PROMPT: Return every line of the listing below without any changes, omitting only the pictures.
________________
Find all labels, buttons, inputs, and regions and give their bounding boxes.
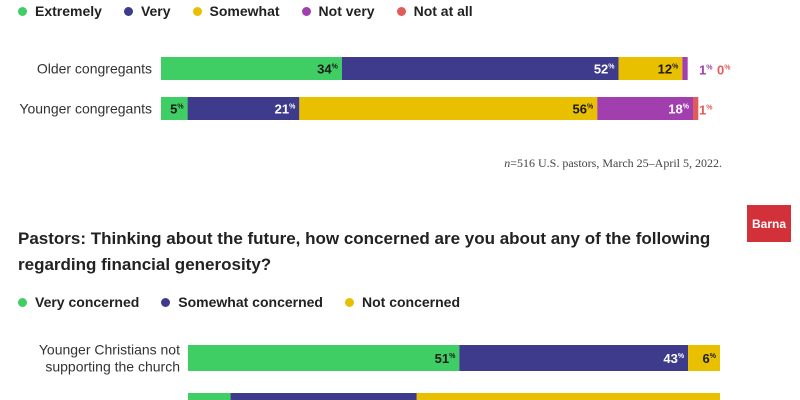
data-label: 12% xyxy=(658,62,679,77)
legend-label: Very concerned xyxy=(35,294,140,310)
legend-dot-icon xyxy=(344,297,354,307)
legend-dot-icon xyxy=(18,297,27,307)
legend-dot-icon xyxy=(192,6,202,16)
bar-segment xyxy=(188,393,231,400)
legend-label: Not very xyxy=(318,3,375,19)
bar-segment xyxy=(188,345,460,371)
legend-item-not-concerned: Not concerned xyxy=(344,294,460,310)
data-label: 0% xyxy=(717,63,731,78)
legend-item-not-very: Not very xyxy=(301,3,375,19)
legend-dot-icon xyxy=(161,297,171,307)
legend-item-somewhat: Somewhat xyxy=(192,3,280,19)
legend-item-very: Very xyxy=(123,3,171,19)
data-label: 6% xyxy=(703,351,717,366)
legend-dot-icon xyxy=(301,6,311,16)
data-label: 21% xyxy=(275,102,296,117)
data-label: 52% xyxy=(594,62,615,77)
legend-item-extremely: Extremely xyxy=(18,3,102,19)
data-label: 1% xyxy=(699,63,713,78)
legend-label: Extremely xyxy=(35,3,102,19)
legend-bottom: Very concerned Somewhat concerned Not co… xyxy=(18,294,482,310)
bar-segment xyxy=(597,97,693,120)
data-label: 1% xyxy=(699,103,713,118)
category-label: supporting the church xyxy=(45,359,180,375)
data-label: 51% xyxy=(435,351,456,366)
legend-dot-icon xyxy=(396,6,406,16)
bar-segment xyxy=(161,57,342,80)
chart-title: Pastors: Thinking about the future, how … xyxy=(18,229,711,274)
legend-label: Not at all xyxy=(413,3,473,19)
barna-logo: Barna xyxy=(747,205,791,242)
legend-label: Not concerned xyxy=(361,294,460,310)
note-n: n xyxy=(504,156,511,170)
bar-segment xyxy=(459,345,689,371)
legend-dot-icon xyxy=(18,6,27,16)
legend-item-very-concerned: Very concerned xyxy=(18,294,139,310)
bar-segment xyxy=(341,57,619,80)
category-label: Older congregants xyxy=(37,61,152,77)
legend-label: Very xyxy=(140,3,171,19)
bar-segment xyxy=(161,97,188,120)
category-label: Older Christians not xyxy=(56,398,180,400)
data-label: 43% xyxy=(663,351,684,366)
data-label: 56% xyxy=(573,102,594,117)
sample-note: n=516 U.S. pastors, March 25–April 5, 20… xyxy=(420,156,722,171)
legend-item-somewhat-concerned: Somewhat concerned xyxy=(161,294,323,310)
data-label: 34% xyxy=(317,62,338,77)
bar-segment xyxy=(618,57,683,80)
note-text: =516 U.S. pastors, March 25–April 5, 202… xyxy=(510,156,722,170)
legend-item-not-at-all: Not at all xyxy=(396,3,473,19)
category-label: Younger congregants xyxy=(19,101,152,117)
bar-segment xyxy=(187,97,300,120)
bar-segment xyxy=(299,97,598,120)
category-label: Younger Christians not xyxy=(39,342,180,358)
legend-label: Somewhat xyxy=(209,3,280,19)
bar-segment xyxy=(682,57,688,80)
bar-segment xyxy=(230,393,417,400)
bar-segment xyxy=(416,393,720,400)
legend-dot-icon xyxy=(123,6,133,16)
legend-top: Extremely Very Somewhat Not very Not at … xyxy=(18,3,495,19)
bar-segment xyxy=(688,345,720,371)
legend-label: Somewhat concerned xyxy=(178,294,323,310)
data-label: 5% xyxy=(170,102,184,117)
data-label: 18% xyxy=(668,102,689,117)
bar-segment xyxy=(693,97,699,120)
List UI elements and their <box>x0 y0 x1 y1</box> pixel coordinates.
________________
TASK RESULT:
Find all labels, buttons, inputs, and regions and give their bounding boxes.
data-label: 12% xyxy=(658,62,679,77)
legend-label: Very concerned xyxy=(35,294,140,310)
legend-dot-icon xyxy=(344,297,354,307)
legend-dot-icon xyxy=(18,297,27,307)
legend-dot-icon xyxy=(192,6,202,16)
bar-segment xyxy=(188,393,231,400)
legend-label: Not very xyxy=(318,3,375,19)
bar-segment xyxy=(188,345,460,371)
legend-item-not-concerned: Not concerned xyxy=(344,294,460,310)
data-label: 0% xyxy=(717,63,731,78)
legend-item-not-very: Not very xyxy=(301,3,375,19)
legend-dot-icon xyxy=(161,297,171,307)
legend-item-somewhat: Somewhat xyxy=(192,3,280,19)
legend-item-very: Very xyxy=(123,3,171,19)
data-label: 6% xyxy=(703,351,717,366)
legend-dot-icon xyxy=(301,6,311,16)
data-label: 21% xyxy=(275,102,296,117)
data-label: 52% xyxy=(594,62,615,77)
legend-item-extremely: Extremely xyxy=(18,3,102,19)
data-label: 1% xyxy=(699,63,713,78)
legend-label: Extremely xyxy=(35,3,102,19)
legend-bottom: Very concerned Somewhat concerned Not co… xyxy=(18,294,482,310)
bar-segment xyxy=(597,97,693,120)
data-label: 1% xyxy=(699,103,713,118)
category-label: supporting the church xyxy=(45,359,180,375)
data-label: 51% xyxy=(435,351,456,366)
legend-dot-icon xyxy=(396,6,406,16)
bar-segment xyxy=(161,57,342,80)
chart-title: Pastors: Thinking about the future, how … xyxy=(18,229,711,274)
legend-label: Not at all xyxy=(413,3,473,19)
barna-logo: Barna xyxy=(747,205,791,242)
legend-label: Not concerned xyxy=(361,294,460,310)
note-n: n xyxy=(504,156,511,170)
bar-segment xyxy=(459,345,689,371)
legend-dot-icon xyxy=(18,6,27,16)
legend-item-very-concerned: Very concerned xyxy=(18,294,139,310)
bar-segment xyxy=(341,57,619,80)
category-label: Older congregants xyxy=(37,61,152,77)
legend-label: Very xyxy=(140,3,171,19)
bar-segment xyxy=(161,97,188,120)
category-label: Older Christians not xyxy=(56,398,180,400)
data-label: 43% xyxy=(663,351,684,366)
data-label: 56% xyxy=(573,102,594,117)
sample-note: n=516 U.S. pastors, March 25–April 5, 20… xyxy=(420,156,722,171)
legend-item-somewhat-concerned: Somewhat concerned xyxy=(161,294,323,310)
data-label: 34% xyxy=(317,62,338,77)
bar-segment xyxy=(618,57,683,80)
note-text: =516 U.S. pastors, March 25–April 5, 202… xyxy=(510,156,722,170)
legend-item-not-at-all: Not at all xyxy=(396,3,473,19)
category-label: Younger congregants xyxy=(19,101,152,117)
bar-segment xyxy=(187,97,300,120)
bar-segment xyxy=(299,97,598,120)
category-label: Younger Christians not xyxy=(39,342,180,358)
legend-label: Somewhat xyxy=(209,3,280,19)
bar-segment xyxy=(682,57,688,80)
bar-segment xyxy=(230,393,417,400)
bar-segment xyxy=(416,393,720,400)
legend-dot-icon xyxy=(123,6,133,16)
legend-top: Extremely Very Somewhat Not very Not at … xyxy=(18,3,495,19)
bar-segment xyxy=(688,345,720,371)
legend-label: Somewhat concerned xyxy=(178,294,323,310)
data-label: 5% xyxy=(170,102,184,117)
data-label: 18% xyxy=(668,102,689,117)
bar-segment xyxy=(693,97,699,120)
List UI elements and their <box>x0 y0 x1 y1</box> pixel coordinates.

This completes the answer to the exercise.